══ Provided information ══
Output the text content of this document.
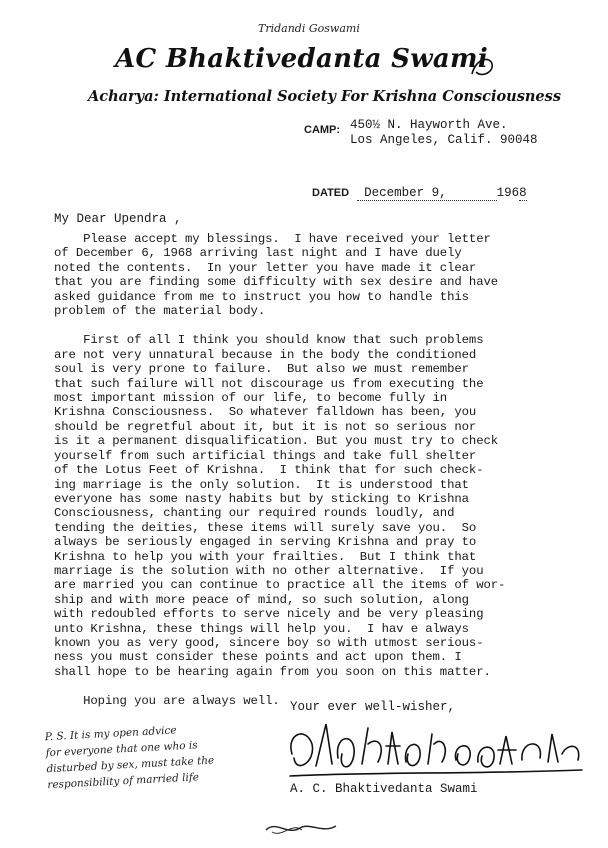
Tridandi Goswami
AC Bhaktivedanta Swami
Acharya: International Society For Krishna Consciousness
CAMP: 450½ N. Hayworth Ave.
Los Angeles, Calif. 90048
DATED December 9,	1968
My Dear Upendra ,

Please accept my blessings.  I have received your letter
of December 6, 1968 arriving last night and I have duely
noted the contents.  In your letter you have made it clear
that you are finding some difficulty with sex desire and have
asked guidance from me to instruct you how to handle this
problem of the material body.

First of all I think you should know that such problems
are not very unnatural because in the body the conditioned
soul is very prone to failure.  But also we must remember
that such failure will not discourage us from executing the
most important mission of our life, to become fully in
Krishna Consciousness.  So whatever falldown has been, you
should be regretful about it, but it is not so serious nor
is it a permanent disqualification. But you must try to check
yourself from such artificial things and take full shelter
of the Lotus Feet of Krishna.  I think that for such check-
ing marriage is the only solution.  It is understood that
everyone has some nasty habits but by sticking to Krishna
Consciousness, chanting our required rounds loudly, and
tending the deities, these items will surely save you.  So
always be seriously engaged in serving Krishna and pray to
Krishna to help you with your frailties.  But I think that
marriage is the solution with no other alternative.  If you
are married you can continue to practice all the items of wor-
ship and with more peace of mind, so such solution, along
with redoubled efforts to serve nicely and be very pleasing
unto Krishna, these things will help you.  I hav e always
known you as very good, sincere boy so with utmost serious-
ness you must consider these points and act upon them. I
shall hope to be hearing again from you soon on this matter.

Hoping you are always well. Your ever well-wisher,
A. C. Bhaktivedanta Swami
P. S. It is my open advice
for everyone that one who is
disturbed by sex, must take the
responsibility of married life
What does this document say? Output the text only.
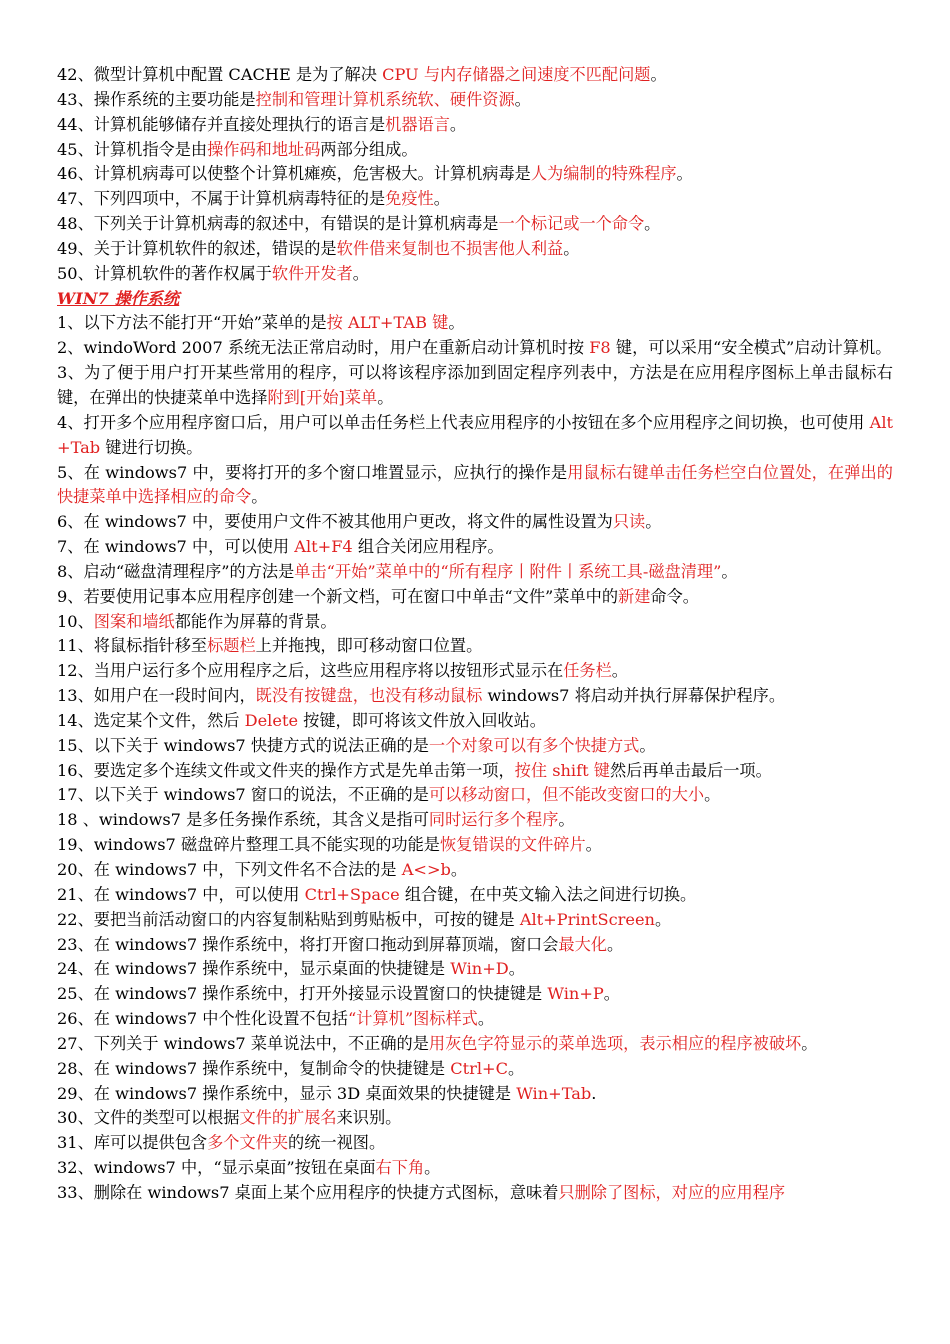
42、微型计算机中配置 CACHE 是为了解决 CPU 与内存储器之间速度不匹配问题。

43、操作系统的主要功能是控制和管理计算机系统软、硬件资源。

44、计算机能够储存并直接处理执行的语言是机器语言。

45、计算机指令是由操作码和地址码两部分组成。

46、计算机病毒可以使整个计算机瘫痪，危害极大。计算机病毒是人为编制的特殊程序。

47、下列四项中，不属于计算机病毒特征的是免疫性。

48、下列关于计算机病毒的叙述中，有错误的是计算机病毒是一个标记或一个命令。

49、关于计算机软件的叙述，错误的是软件借来复制也不损害他人利益。

50、计算机软件的著作权属于软件开发者。

WIN7 操作系统

1、以下方法不能打开“开始”菜单的是按 ALT+TAB 键。

2、windoWord 2007 系统无法正常启动时，用户在重新启动计算机时按 F8 键，可以采用“安全模式”启动计算机。

3、为了便于用户打开某些常用的程序，可以将该程序添加到固定程序列表中，方法是在应用程序图标上单击鼠标右键，在弹出的快捷菜单中选择附到[开始]菜单。

4、打开多个应用程序窗口后，用户可以单击任务栏上代表应用程序的小按钮在多个应用程序之间切换，也可使用 Alt+Tab 键进行切换。

5、在 windows7 中，要将打开的多个窗口堆置显示，应执行的操作是用鼠标右键单击任务栏空白位置处，在弹出的快捷菜单中选择相应的命令。

6、在 windows7 中，要使用户文件不被其他用户更改，将文件的属性设置为只读。

7、在 windows7 中，可以使用 Alt+F4 组合关闭应用程序。

8、启动“磁盘清理程序”的方法是单击“开始”菜单中的“所有程序丨附件丨系统工具-磁盘清理”。

9、若要使用记事本应用程序创建一个新文档，可在窗口中单击“文件”菜单中的新建命令。

10、图案和墙纸都能作为屏幕的背景。

11、将鼠标指针移至标题栏上并拖拽，即可移动窗口位置。

12、当用户运行多个应用程序之后，这些应用程序将以按钮形式显示在任务栏。

13、如用户在一段时间内，既没有按键盘，也没有移动鼠标 windows7 将启动并执行屏幕保护程序。

14、选定某个文件，然后 Delete 按键，即可将该文件放入回收站。

15、以下关于 windows7 快捷方式的说法正确的是一个对象可以有多个快捷方式。

16、要选定多个连续文件或文件夹的操作方式是先单击第一项，按住 shift 键然后再单击最后一项。

17、以下关于 windows7 窗口的说法，不正确的是可以移动窗口，但不能改变窗口的大小。

18 、windows7 是多任务操作系统，其含义是指可同时运行多个程序。

19、windows7 磁盘碎片整理工具不能实现的功能是恢复错误的文件碎片。

20、在 windows7 中，下列文件名不合法的是 A<>b。

21、在 windows7 中，可以使用 Ctrl+Space 组合键，在中英文输入法之间进行切换。

22、要把当前活动窗口的内容复制粘贴到剪贴板中，可按的键是 Alt+PrintScreen。

23、在 windows7 操作系统中，将打开窗口拖动到屏幕顶端，窗口会最大化。

24、在 windows7 操作系统中，显示桌面的快捷键是 Win+D。

25、在 windows7 操作系统中，打开外接显示设置窗口的快捷键是 Win+P。

26、在 windows7 中个性化设置不包括“计算机”图标样式。

27、下列关于 windows7 菜单说法中，不正确的是用灰色字符显示的菜单选项，表示相应的程序被破坏。

28、在 windows7 操作系统中，复制命令的快捷键是 Ctrl+C。

29、在 windows7 操作系统中，显示 3D 桌面效果的快捷键是 Win+Tab.

30、文件的类型可以根据文件的扩展名来识别。

31、库可以提供包含多个文件夹的统一视图。

32、windows7 中，“显示桌面”按钮在桌面右下角。

33、删除在 windows7 桌面上某个应用程序的快捷方式图标，意味着只删除了图标，对应的应用程序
═══
- _Directions for this task_
Repeat the records above exactly, leaving out the pictures.

- _Answer to this task_
Output the text content of this document.
Tridandi Goswami
AC Bhaktivedanta Swami
Acharya: International Society For Krishna Consciousness
CAMP: 450½ N. Hayworth Ave.
Los Angeles, Calif. 90048
DATED December 9,	1968
My Dear Upendra ,

Please accept my blessings.  I have received your letter
of December 6, 1968 arriving last night and I have duely
noted the contents.  In your letter you have made it clear
that you are finding some difficulty with sex desire and have
asked guidance from me to instruct you how to handle this
problem of the material body.

First of all I think you should know that such problems
are not very unnatural because in the body the conditioned
soul is very prone to failure.  But also we must remember
that such failure will not discourage us from executing the
most important mission of our life, to become fully in
Krishna Consciousness.  So whatever falldown has been, you
should be regretful about it, but it is not so serious nor
is it a permanent disqualification. But you must try to check
yourself from such artificial things and take full shelter
of the Lotus Feet of Krishna.  I think that for such check-
ing marriage is the only solution.  It is understood that
everyone has some nasty habits but by sticking to Krishna
Consciousness, chanting our required rounds loudly, and
tending the deities, these items will surely save you.  So
always be seriously engaged in serving Krishna and pray to
Krishna to help you with your frailties.  But I think that
marriage is the solution with no other alternative.  If you
are married you can continue to practice all the items of wor-
ship and with more peace of mind, so such solution, along
with redoubled efforts to serve nicely and be very pleasing
unto Krishna, these things will help you.  I hav e always
known you as very good, sincere boy so with utmost serious-
ness you must consider these points and act upon them. I
shall hope to be hearing again from you soon on this matter.

Hoping you are always well. Your ever well-wisher,
A. C. Bhaktivedanta Swami
P. S. It is my open advice
for everyone that one who is
disturbed by sex, must take the
responsibility of married life
What does this document say? Output the text only.
42、微型计算机中配置 CACHE 是为了解决 CPU 与内存储器之间速度不匹配问题。

43、操作系统的主要功能是控制和管理计算机系统软、硬件资源。

44、计算机能够储存并直接处理执行的语言是机器语言。

45、计算机指令是由操作码和地址码两部分组成。

46、计算机病毒可以使整个计算机瘫痪，危害极大。计算机病毒是人为编制的特殊程序。

47、下列四项中，不属于计算机病毒特征的是免疫性。

48、下列关于计算机病毒的叙述中，有错误的是计算机病毒是一个标记或一个命令。

49、关于计算机软件的叙述，错误的是软件借来复制也不损害他人利益。

50、计算机软件的著作权属于软件开发者。

WIN7 操作系统

1、以下方法不能打开“开始”菜单的是按 ALT+TAB 键。

2、windoWord 2007 系统无法正常启动时，用户在重新启动计算机时按 F8 键，可以采用“安全模式”启动计算机。

3、为了便于用户打开某些常用的程序，可以将该程序添加到固定程序列表中，方法是在应用程序图标上单击鼠标右键，在弹出的快捷菜单中选择附到[开始]菜单。

4、打开多个应用程序窗口后，用户可以单击任务栏上代表应用程序的小按钮在多个应用程序之间切换，也可使用 Alt+Tab 键进行切换。

5、在 windows7 中，要将打开的多个窗口堆置显示，应执行的操作是用鼠标右键单击任务栏空白位置处，在弹出的快捷菜单中选择相应的命令。

6、在 windows7 中，要使用户文件不被其他用户更改，将文件的属性设置为只读。

7、在 windows7 中，可以使用 Alt+F4 组合关闭应用程序。

8、启动“磁盘清理程序”的方法是单击“开始”菜单中的“所有程序丨附件丨系统工具-磁盘清理”。

9、若要使用记事本应用程序创建一个新文档，可在窗口中单击“文件”菜单中的新建命令。

10、图案和墙纸都能作为屏幕的背景。

11、将鼠标指针移至标题栏上并拖拽，即可移动窗口位置。

12、当用户运行多个应用程序之后，这些应用程序将以按钮形式显示在任务栏。

13、如用户在一段时间内，既没有按键盘，也没有移动鼠标 windows7 将启动并执行屏幕保护程序。

14、选定某个文件，然后 Delete 按键，即可将该文件放入回收站。

15、以下关于 windows7 快捷方式的说法正确的是一个对象可以有多个快捷方式。

16、要选定多个连续文件或文件夹的操作方式是先单击第一项，按住 shift 键然后再单击最后一项。

17、以下关于 windows7 窗口的说法，不正确的是可以移动窗口，但不能改变窗口的大小。

18 、windows7 是多任务操作系统，其含义是指可同时运行多个程序。

19、windows7 磁盘碎片整理工具不能实现的功能是恢复错误的文件碎片。

20、在 windows7 中，下列文件名不合法的是 A<>b。

21、在 windows7 中，可以使用 Ctrl+Space 组合键，在中英文输入法之间进行切换。

22、要把当前活动窗口的内容复制粘贴到剪贴板中，可按的键是 Alt+PrintScreen。

23、在 windows7 操作系统中，将打开窗口拖动到屏幕顶端，窗口会最大化。

24、在 windows7 操作系统中，显示桌面的快捷键是 Win+D。

25、在 windows7 操作系统中，打开外接显示设置窗口的快捷键是 Win+P。

26、在 windows7 中个性化设置不包括“计算机”图标样式。

27、下列关于 windows7 菜单说法中，不正确的是用灰色字符显示的菜单选项，表示相应的程序被破坏。

28、在 windows7 操作系统中，复制命令的快捷键是 Ctrl+C。

29、在 windows7 操作系统中，显示 3D 桌面效果的快捷键是 Win+Tab.

30、文件的类型可以根据文件的扩展名来识别。

31、库可以提供包含多个文件夹的统一视图。

32、windows7 中，“显示桌面”按钮在桌面右下角。

33、删除在 windows7 桌面上某个应用程序的快捷方式图标，意味着只删除了图标，对应的应用程序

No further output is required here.